» EXERCISE: Every entry below must be repeated exactly; skip the pictures.

___ THE DATA

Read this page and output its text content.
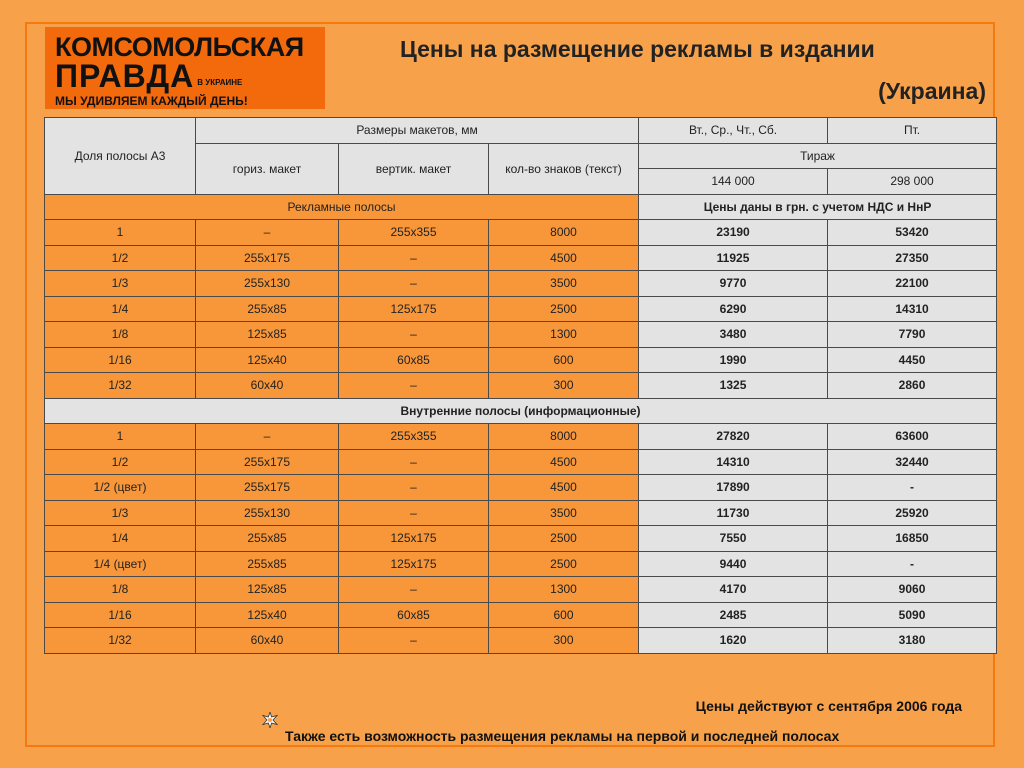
КОМСОМОЛЬСКАЯ
ПРАВДА В УКРАИНЕ
МЫ УДИВЛЯЕМ КАЖДЫЙ ДЕНЬ!
Цены на размещение рекламы в издании
(Украина)
Доля полосы А3	Размеры макетов, мм			Вт., Ср., Чт., Сб.	Пт.
	гориз. макет	вертик. макет	кол-во знаков (текст)	Тираж	
				144 000	298 000
Рекламные полосы				Цены даны в грн. с учетом НДС и НнР	
1	–	255x355	8000	23190	53420
1/2	255x175	–	4500	11925	27350
1/3	255x130	–	3500	9770	22100
1/4	255x85	125x175	2500	6290	14310
1/8	125x85	–	1300	3480	7790
1/16	125x40	60x85	600	1990	4450
1/32	60x40	–	300	1325	2860
Внутренние полосы (информационные)					
1	–	255x355	8000	27820	63600
1/2	255x175	–	4500	14310	32440
1/2 (цвет)	255x175	–	4500	17890	-
1/3	255x130	–	3500	11730	25920
1/4	255x85	125x175	2500	7550	16850
1/4 (цвет)	255x85	125x175	2500	9440	-
1/8	125x85	–	1300	4170	9060
1/16	125x40	60x85	600	2485	5090
1/32	60x40	–	300	1620	3180
Цены действуют с сентября 2006 года
Также есть возможность размещения рекламы на первой и последней полосах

______

» REPLY TO THE TASK:
Read this page and output its text content.
КОМСОМОЛЬСКАЯ
ПРАВДА В УКРАИНЕ
МЫ УДИВЛЯЕМ КАЖДЫЙ ДЕНЬ!
Цены на размещение рекламы в издании
(Украина)
Доля полосы А3	Размеры макетов, мм			Вт., Ср., Чт., Сб.	Пт.
	гориз. макет	вертик. макет	кол-во знаков (текст)	Тираж	
				144 000	298 000
Рекламные полосы				Цены даны в грн. с учетом НДС и НнР	
1	–	255x355	8000	23190	53420
1/2	255x175	–	4500	11925	27350
1/3	255x130	–	3500	9770	22100
1/4	255x85	125x175	2500	6290	14310
1/8	125x85	–	1300	3480	7790
1/16	125x40	60x85	600	1990	4450
1/32	60x40	–	300	1325	2860
Внутренние полосы (информационные)					
1	–	255x355	8000	27820	63600
1/2	255x175	–	4500	14310	32440
1/2 (цвет)	255x175	–	4500	17890	-
1/3	255x130	–	3500	11730	25920
1/4	255x85	125x175	2500	7550	16850
1/4 (цвет)	255x85	125x175	2500	9440	-
1/8	125x85	–	1300	4170	9060
1/16	125x40	60x85	600	2485	5090
1/32	60x40	–	300	1620	3180
Цены действуют с сентября 2006 года
Также есть возможность размещения рекламы на первой и последней полосах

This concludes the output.